**WHAT THIS TASK INVOLVES:** Provide only the number of lines in the listing that contain the string "политики".

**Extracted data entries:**
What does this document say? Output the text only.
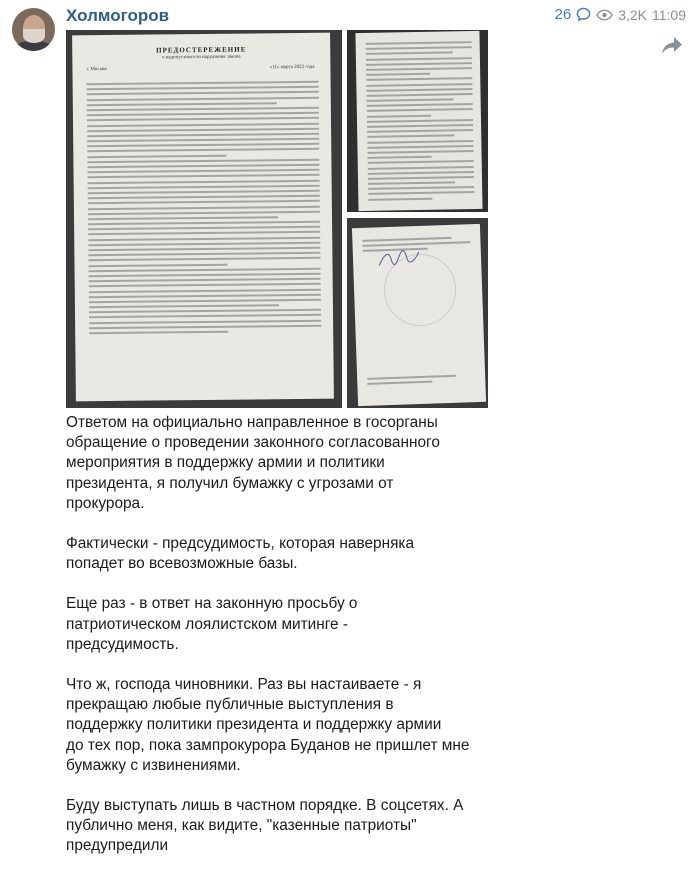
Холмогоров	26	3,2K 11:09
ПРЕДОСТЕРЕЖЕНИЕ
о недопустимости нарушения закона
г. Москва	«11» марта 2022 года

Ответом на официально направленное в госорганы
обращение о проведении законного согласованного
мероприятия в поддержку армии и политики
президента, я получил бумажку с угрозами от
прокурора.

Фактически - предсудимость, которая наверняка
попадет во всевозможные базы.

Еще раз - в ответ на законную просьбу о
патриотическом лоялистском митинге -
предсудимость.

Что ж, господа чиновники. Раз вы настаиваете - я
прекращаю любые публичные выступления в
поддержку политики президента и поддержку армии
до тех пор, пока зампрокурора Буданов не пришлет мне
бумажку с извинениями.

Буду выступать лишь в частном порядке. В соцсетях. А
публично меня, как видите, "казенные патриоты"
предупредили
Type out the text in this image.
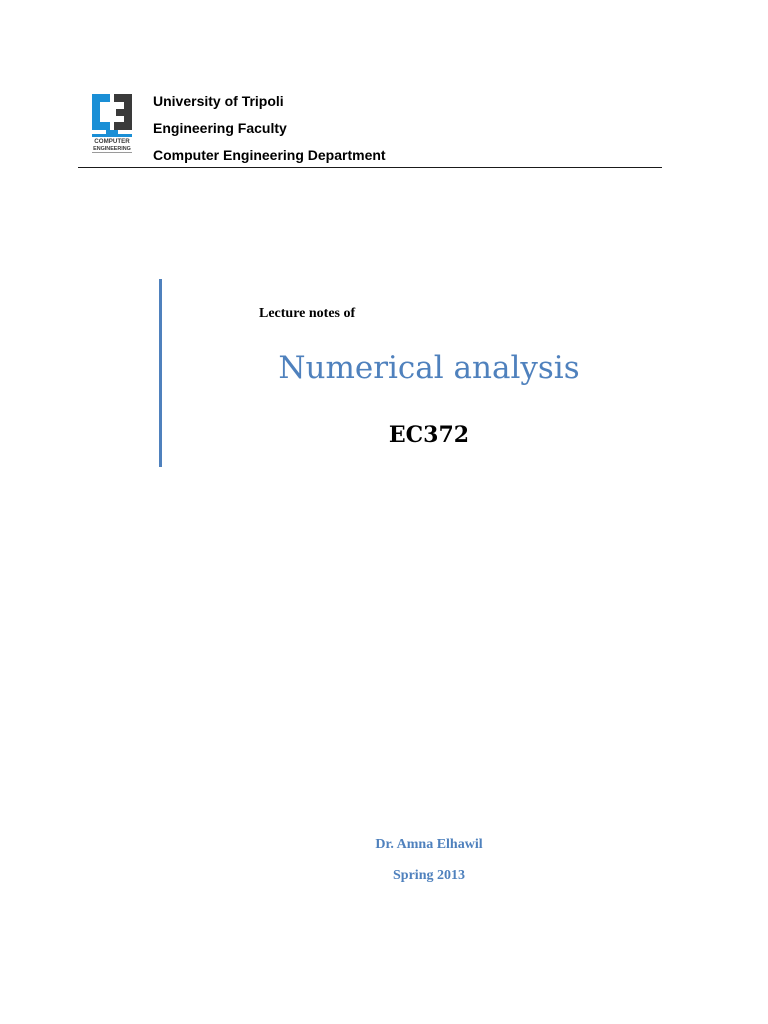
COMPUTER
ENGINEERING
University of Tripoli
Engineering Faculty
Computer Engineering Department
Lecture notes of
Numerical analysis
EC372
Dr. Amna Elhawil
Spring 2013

**WRITTEN REPLY:** 2